▶ [WHAT IS EXPECTED]
Word for word, print each line of the listing below; pictures stay out.

Figure dataset records:
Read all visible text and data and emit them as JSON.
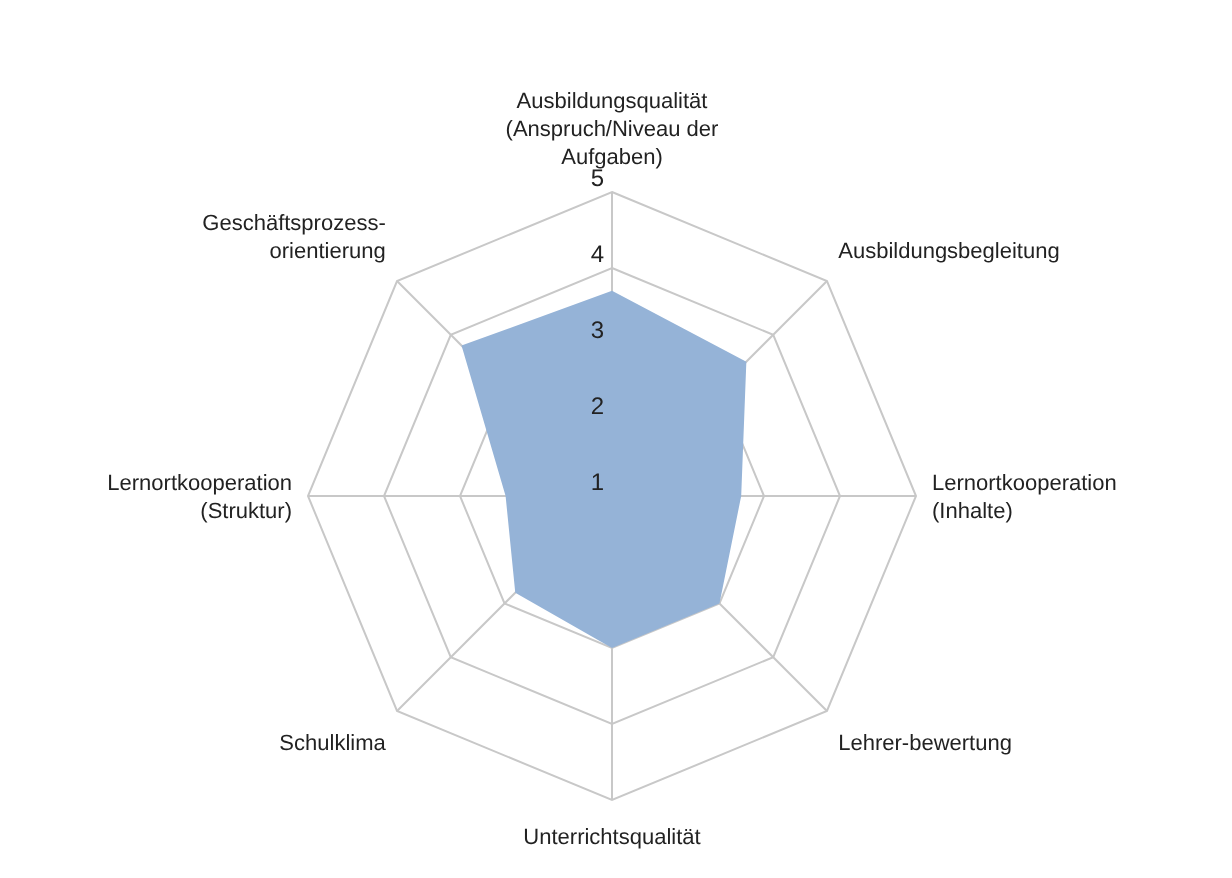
{
  "chart_data": {
    "type": "radar",
    "categories": [
      "Ausbildungsqualität\n(Anspruch/Niveau der\nAufgaben)",
      "Ausbildungsbegleitung",
      "Lernortkooperation\n(Inhalte)",
      "Lehrer-bewertung",
      "Unterrichtsqualität",
      "Schulklima",
      "Lernortkooperation\n(Struktur)",
      "Geschäftsprozess-\norientierung"
    ],
    "series": [
      {
        "color": "#95b3d7",
        "values": [
          3.7,
          3.5,
          2.7,
          3.0,
          3.0,
          2.8,
          2.4,
          3.8
        ]
      }
    ],
    "ylim": [
      1,
      5
    ],
    "yticks": [
      1,
      2,
      3,
      4,
      5
    ],
    "grid": true,
    "legend": false
  }
}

▶ [FINAL ANSWER]
Read all visible text and data and emit them as JSON.
{
  "chart_data": {
    "type": "radar",
    "categories": [
      "Ausbildungsqualität\n(Anspruch/Niveau der\nAufgaben)",
      "Ausbildungsbegleitung",
      "Lernortkooperation\n(Inhalte)",
      "Lehrer-bewertung",
      "Unterrichtsqualität",
      "Schulklima",
      "Lernortkooperation\n(Struktur)",
      "Geschäftsprozess-\norientierung"
    ],
    "series": [
      {
        "color": "#95b3d7",
        "values": [
          3.7,
          3.5,
          2.7,
          3.0,
          3.0,
          2.8,
          2.4,
          3.8
        ]
      }
    ],
    "ylim": [
      1,
      5
    ],
    "yticks": [
      1,
      2,
      3,
      4,
      5
    ],
    "grid": true,
    "legend": false
  }
}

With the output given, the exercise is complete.